PROBLEM TO WORK ON. Copy verbatim the span of lines beginning at the line that contains "OCR this image." and ending with the final line of the data. Exclude pictures from the copy.

EXERCISE MATERIALS.
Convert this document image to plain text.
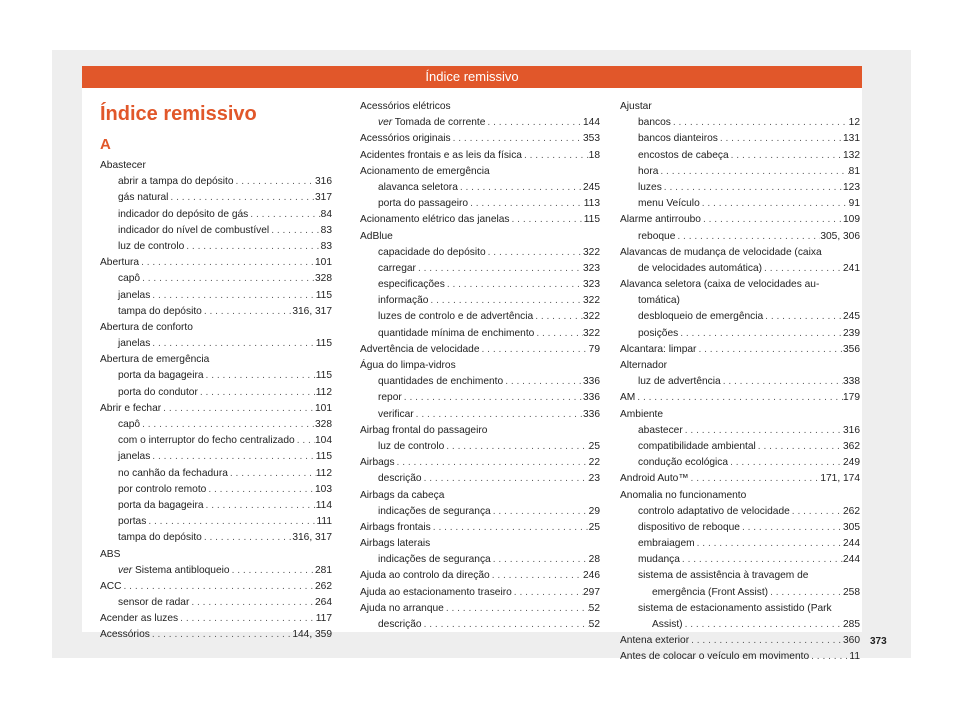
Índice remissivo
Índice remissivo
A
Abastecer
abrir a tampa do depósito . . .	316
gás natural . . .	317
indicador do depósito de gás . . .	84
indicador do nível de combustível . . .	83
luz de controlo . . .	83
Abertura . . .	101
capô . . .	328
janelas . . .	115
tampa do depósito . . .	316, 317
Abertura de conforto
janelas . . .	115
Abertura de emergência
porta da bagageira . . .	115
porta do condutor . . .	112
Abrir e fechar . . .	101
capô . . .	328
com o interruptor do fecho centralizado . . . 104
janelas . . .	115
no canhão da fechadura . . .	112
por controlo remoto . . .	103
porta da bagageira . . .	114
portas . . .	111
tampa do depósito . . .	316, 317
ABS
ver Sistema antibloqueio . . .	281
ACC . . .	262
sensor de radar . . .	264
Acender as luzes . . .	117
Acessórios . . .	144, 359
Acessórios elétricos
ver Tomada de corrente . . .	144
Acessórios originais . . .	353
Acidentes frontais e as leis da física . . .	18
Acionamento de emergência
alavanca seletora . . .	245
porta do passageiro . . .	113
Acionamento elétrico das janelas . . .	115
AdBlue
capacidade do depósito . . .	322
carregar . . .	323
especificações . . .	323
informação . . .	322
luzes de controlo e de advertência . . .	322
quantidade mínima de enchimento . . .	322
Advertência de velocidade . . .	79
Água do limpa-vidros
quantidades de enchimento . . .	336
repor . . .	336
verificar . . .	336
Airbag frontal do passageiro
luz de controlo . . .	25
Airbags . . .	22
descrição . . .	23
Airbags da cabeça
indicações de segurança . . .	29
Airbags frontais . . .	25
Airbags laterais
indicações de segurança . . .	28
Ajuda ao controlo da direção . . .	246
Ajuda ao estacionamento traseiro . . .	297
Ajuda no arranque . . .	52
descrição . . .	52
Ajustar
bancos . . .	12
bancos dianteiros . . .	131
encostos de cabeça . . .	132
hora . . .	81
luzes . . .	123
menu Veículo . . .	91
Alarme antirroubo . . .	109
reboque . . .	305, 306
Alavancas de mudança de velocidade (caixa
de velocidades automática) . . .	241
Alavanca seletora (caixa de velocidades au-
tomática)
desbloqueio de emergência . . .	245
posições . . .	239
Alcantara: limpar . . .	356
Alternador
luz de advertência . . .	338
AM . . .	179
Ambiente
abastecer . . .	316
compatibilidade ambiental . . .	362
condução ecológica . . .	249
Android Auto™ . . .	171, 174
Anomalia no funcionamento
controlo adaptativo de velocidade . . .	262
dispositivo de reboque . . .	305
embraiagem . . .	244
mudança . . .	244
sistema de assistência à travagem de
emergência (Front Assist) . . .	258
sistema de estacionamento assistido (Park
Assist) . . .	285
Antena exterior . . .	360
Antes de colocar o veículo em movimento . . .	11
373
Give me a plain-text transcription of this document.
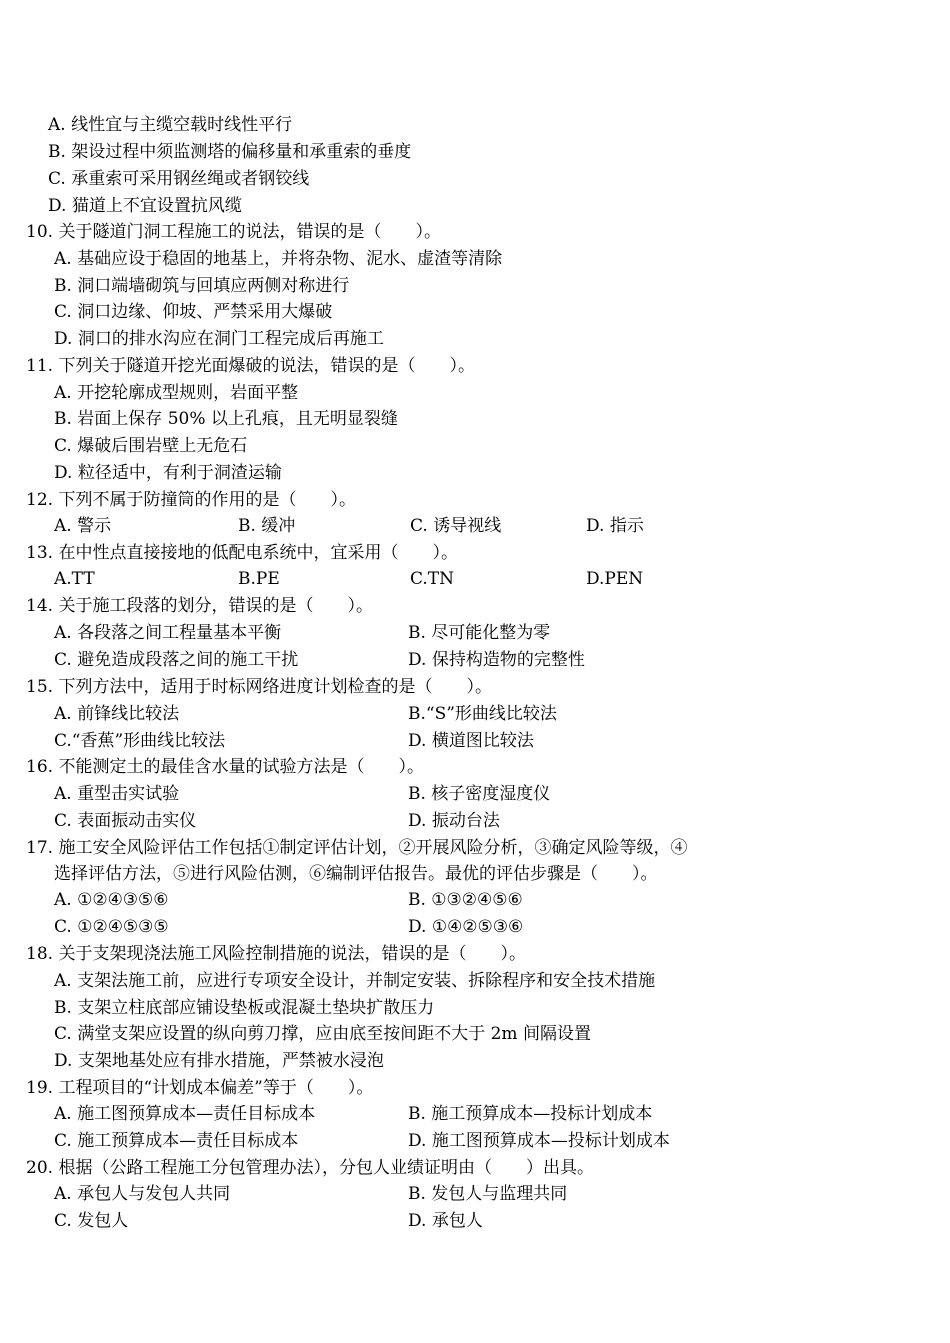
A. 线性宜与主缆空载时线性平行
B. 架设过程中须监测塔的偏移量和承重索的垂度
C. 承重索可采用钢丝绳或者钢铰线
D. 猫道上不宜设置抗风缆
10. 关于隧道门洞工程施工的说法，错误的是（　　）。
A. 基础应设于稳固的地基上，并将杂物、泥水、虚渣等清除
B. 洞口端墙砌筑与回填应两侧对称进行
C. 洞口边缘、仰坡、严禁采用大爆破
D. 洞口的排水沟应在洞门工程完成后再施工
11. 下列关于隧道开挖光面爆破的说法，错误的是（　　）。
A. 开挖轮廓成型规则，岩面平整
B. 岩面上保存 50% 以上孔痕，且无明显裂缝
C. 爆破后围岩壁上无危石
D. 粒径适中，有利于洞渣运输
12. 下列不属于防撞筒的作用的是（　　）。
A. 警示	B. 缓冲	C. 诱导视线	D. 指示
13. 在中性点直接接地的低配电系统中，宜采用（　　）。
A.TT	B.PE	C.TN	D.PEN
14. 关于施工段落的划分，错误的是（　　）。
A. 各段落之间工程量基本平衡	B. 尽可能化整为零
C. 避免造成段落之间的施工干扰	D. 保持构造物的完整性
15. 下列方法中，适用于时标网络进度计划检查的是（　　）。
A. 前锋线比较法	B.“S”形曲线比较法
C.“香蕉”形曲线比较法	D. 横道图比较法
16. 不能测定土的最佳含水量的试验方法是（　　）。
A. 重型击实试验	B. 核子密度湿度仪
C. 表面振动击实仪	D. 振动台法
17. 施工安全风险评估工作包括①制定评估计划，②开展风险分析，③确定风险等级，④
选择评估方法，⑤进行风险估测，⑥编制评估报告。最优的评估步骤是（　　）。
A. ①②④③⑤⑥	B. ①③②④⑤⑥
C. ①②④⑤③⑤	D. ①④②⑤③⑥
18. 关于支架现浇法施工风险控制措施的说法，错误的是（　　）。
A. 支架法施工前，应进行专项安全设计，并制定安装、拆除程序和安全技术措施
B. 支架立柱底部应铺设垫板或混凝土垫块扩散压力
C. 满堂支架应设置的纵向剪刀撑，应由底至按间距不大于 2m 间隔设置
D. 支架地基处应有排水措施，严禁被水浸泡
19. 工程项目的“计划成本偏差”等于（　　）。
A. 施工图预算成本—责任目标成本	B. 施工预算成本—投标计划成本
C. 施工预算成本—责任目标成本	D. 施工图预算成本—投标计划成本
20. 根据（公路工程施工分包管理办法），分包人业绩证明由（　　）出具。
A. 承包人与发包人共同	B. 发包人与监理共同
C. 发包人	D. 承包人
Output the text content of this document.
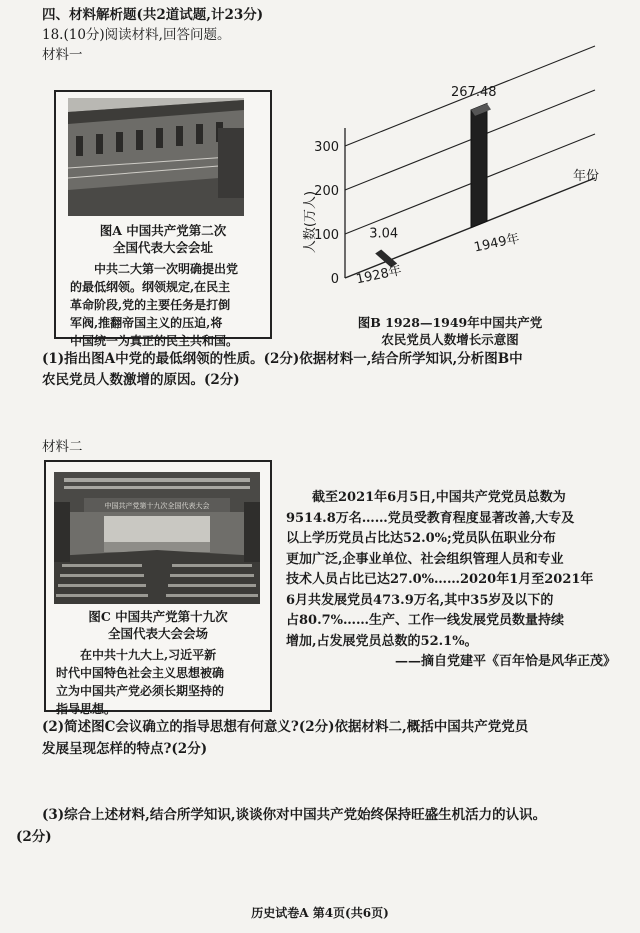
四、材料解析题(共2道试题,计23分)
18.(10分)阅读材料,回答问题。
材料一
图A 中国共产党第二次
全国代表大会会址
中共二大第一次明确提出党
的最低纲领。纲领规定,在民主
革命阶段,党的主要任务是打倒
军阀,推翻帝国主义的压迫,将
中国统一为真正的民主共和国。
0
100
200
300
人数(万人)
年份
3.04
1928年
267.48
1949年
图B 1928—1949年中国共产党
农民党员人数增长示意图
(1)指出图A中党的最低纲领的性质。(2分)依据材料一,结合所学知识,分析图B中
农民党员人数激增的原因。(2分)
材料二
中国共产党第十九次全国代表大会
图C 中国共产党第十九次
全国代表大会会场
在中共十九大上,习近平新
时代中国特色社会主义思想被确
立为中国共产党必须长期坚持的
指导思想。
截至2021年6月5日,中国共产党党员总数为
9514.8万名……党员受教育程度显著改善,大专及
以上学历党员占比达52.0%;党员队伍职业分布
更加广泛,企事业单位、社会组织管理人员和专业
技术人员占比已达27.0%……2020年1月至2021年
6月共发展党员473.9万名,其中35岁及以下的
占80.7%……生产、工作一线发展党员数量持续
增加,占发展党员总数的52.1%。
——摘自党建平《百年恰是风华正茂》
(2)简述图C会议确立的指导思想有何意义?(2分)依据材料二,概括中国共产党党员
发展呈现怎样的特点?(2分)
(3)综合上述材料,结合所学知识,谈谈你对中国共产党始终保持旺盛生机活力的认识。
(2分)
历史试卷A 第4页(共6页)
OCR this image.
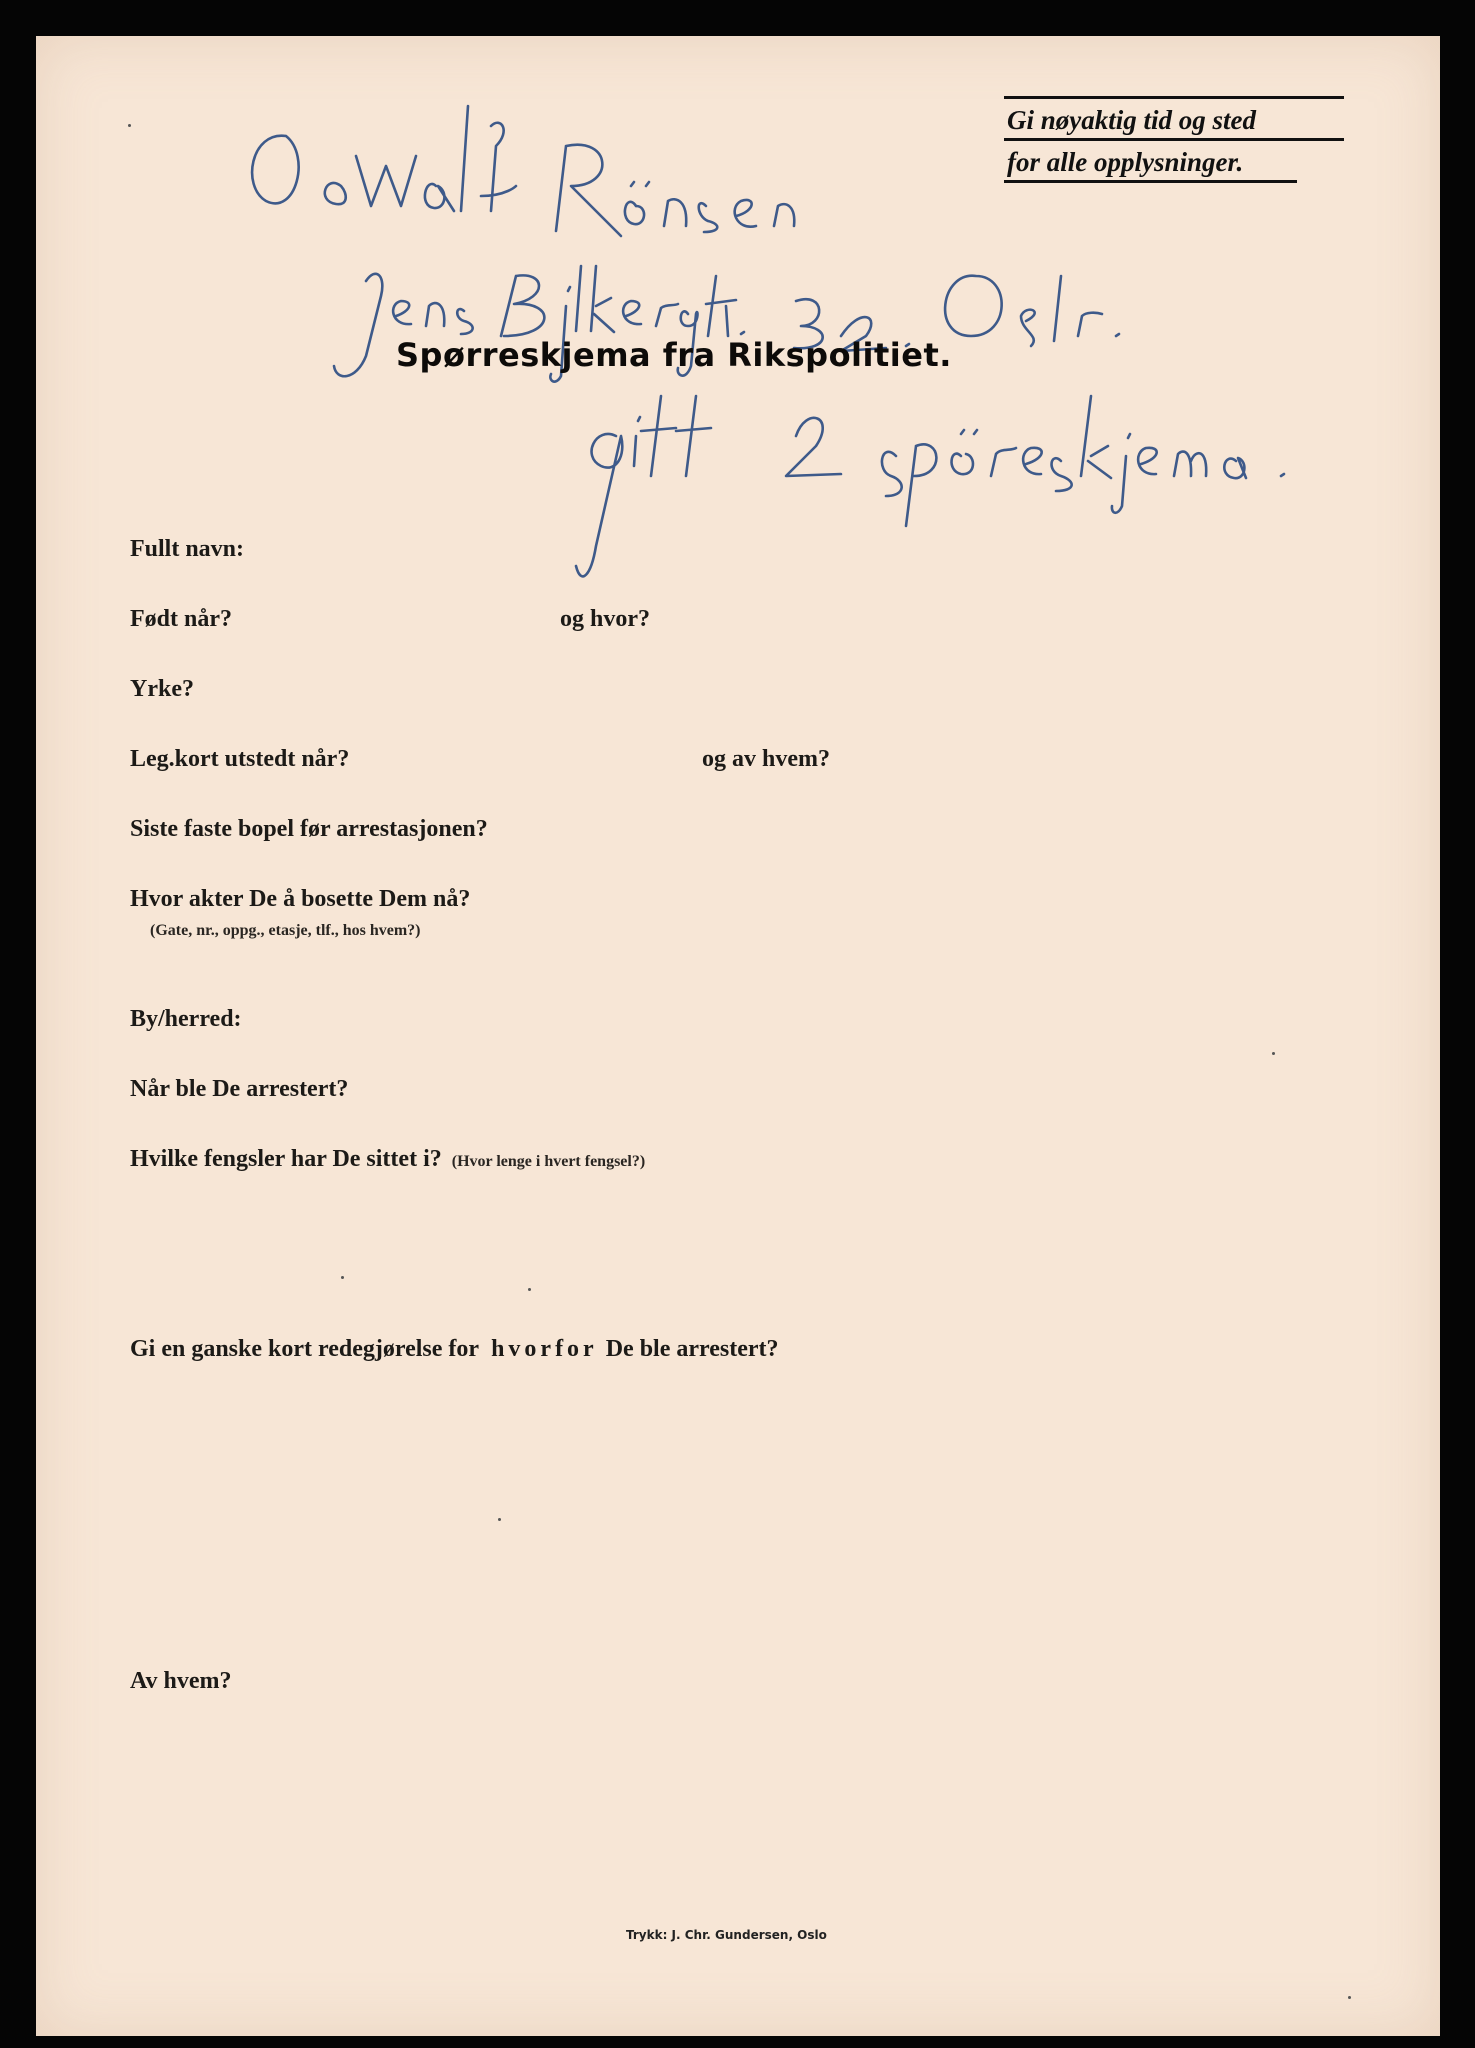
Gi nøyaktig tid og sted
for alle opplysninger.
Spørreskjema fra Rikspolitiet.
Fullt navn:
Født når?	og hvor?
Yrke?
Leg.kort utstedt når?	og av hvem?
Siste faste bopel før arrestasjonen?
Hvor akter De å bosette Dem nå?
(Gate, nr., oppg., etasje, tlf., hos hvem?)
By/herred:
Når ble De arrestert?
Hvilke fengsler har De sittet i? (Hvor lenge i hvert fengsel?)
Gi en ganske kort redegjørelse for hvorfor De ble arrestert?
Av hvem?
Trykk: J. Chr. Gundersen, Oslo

CORRECT RESULT.
OCR this image.
Gi nøyaktig tid og sted
for alle opplysninger.
Spørreskjema fra Rikspolitiet.
Fullt navn:
Født når?	og hvor?
Yrke?
Leg.kort utstedt når?	og av hvem?
Siste faste bopel før arrestasjonen?
Hvor akter De å bosette Dem nå?
(Gate, nr., oppg., etasje, tlf., hos hvem?)
By/herred:
Når ble De arrestert?
Hvilke fengsler har De sittet i? (Hvor lenge i hvert fengsel?)
Gi en ganske kort redegjørelse for hvorfor De ble arrestert?
Av hvem?
Trykk: J. Chr. Gundersen, Oslo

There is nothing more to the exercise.